— Stored records —
# # # #

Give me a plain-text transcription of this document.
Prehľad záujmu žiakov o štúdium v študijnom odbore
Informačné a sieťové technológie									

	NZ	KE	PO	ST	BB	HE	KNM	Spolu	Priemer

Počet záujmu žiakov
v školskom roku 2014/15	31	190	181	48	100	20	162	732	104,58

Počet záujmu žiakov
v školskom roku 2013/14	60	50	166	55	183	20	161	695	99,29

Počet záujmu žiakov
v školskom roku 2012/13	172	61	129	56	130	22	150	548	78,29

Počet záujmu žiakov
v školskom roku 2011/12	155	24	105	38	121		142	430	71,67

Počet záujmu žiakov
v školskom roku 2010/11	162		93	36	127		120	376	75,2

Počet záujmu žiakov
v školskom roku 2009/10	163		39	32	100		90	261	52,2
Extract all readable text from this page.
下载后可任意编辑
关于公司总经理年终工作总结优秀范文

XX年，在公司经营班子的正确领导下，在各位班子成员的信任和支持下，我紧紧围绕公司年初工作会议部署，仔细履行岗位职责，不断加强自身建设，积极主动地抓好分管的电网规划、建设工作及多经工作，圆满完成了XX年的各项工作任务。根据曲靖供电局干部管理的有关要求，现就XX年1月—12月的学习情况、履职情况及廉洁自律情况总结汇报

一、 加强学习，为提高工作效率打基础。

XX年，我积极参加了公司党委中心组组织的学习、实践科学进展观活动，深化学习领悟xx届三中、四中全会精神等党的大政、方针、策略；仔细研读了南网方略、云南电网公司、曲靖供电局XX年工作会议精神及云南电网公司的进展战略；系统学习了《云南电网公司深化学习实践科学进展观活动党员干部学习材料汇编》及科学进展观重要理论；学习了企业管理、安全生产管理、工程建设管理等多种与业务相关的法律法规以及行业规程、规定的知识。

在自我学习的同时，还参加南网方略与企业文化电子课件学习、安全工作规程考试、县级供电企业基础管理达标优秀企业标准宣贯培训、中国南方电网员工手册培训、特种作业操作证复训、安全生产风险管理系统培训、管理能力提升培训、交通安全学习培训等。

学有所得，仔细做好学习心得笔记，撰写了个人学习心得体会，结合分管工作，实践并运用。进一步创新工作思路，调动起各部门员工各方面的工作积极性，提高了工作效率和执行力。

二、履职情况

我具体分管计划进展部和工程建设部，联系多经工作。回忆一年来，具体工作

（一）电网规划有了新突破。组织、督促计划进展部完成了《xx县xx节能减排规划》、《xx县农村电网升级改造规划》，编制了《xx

# # # #

— Given problem —
Take the listing above and set it down exactly.

— Result for this task —
Give me a plain-text transcription of this document.
Prehľad záujmu žiakov o štúdium v študijnom odbore
Informačné a sieťové technológie									

	NZ	KE	PO	ST	BB	HE	KNM	Spolu	Priemer

Počet záujmu žiakov
v školskom roku 2014/15	31	190	181	48	100	20	162	732	104,58

Počet záujmu žiakov
v školskom roku 2013/14	60	50	166	55	183	20	161	695	99,29

Počet záujmu žiakov
v školskom roku 2012/13	172	61	129	56	130	22	150	548	78,29

Počet záujmu žiakov
v školskom roku 2011/12	155	24	105	38	121		142	430	71,67

Počet záujmu žiakov
v školskom roku 2010/11	162		93	36	127		120	376	75,2

Počet záujmu žiakov
v školskom roku 2009/10	163		39	32	100		90	261	52,2
Extract all readable text from this page.
下载后可任意编辑
关于公司总经理年终工作总结优秀范文

XX年，在公司经营班子的正确领导下，在各位班子成员的信任和支持下，我紧紧围绕公司年初工作会议部署，仔细履行岗位职责，不断加强自身建设，积极主动地抓好分管的电网规划、建设工作及多经工作，圆满完成了XX年的各项工作任务。根据曲靖供电局干部管理的有关要求，现就XX年1月—12月的学习情况、履职情况及廉洁自律情况总结汇报

一、 加强学习，为提高工作效率打基础。

XX年，我积极参加了公司党委中心组组织的学习、实践科学进展观活动，深化学习领悟xx届三中、四中全会精神等党的大政、方针、策略；仔细研读了南网方略、云南电网公司、曲靖供电局XX年工作会议精神及云南电网公司的进展战略；系统学习了《云南电网公司深化学习实践科学进展观活动党员干部学习材料汇编》及科学进展观重要理论；学习了企业管理、安全生产管理、工程建设管理等多种与业务相关的法律法规以及行业规程、规定的知识。

在自我学习的同时，还参加南网方略与企业文化电子课件学习、安全工作规程考试、县级供电企业基础管理达标优秀企业标准宣贯培训、中国南方电网员工手册培训、特种作业操作证复训、安全生产风险管理系统培训、管理能力提升培训、交通安全学习培训等。

学有所得，仔细做好学习心得笔记，撰写了个人学习心得体会，结合分管工作，实践并运用。进一步创新工作思路，调动起各部门员工各方面的工作积极性，提高了工作效率和执行力。

二、履职情况

我具体分管计划进展部和工程建设部，联系多经工作。回忆一年来，具体工作

（一）电网规划有了新突破。组织、督促计划进展部完成了《xx县xx节能减排规划》、《xx县农村电网升级改造规划》，编制了《xx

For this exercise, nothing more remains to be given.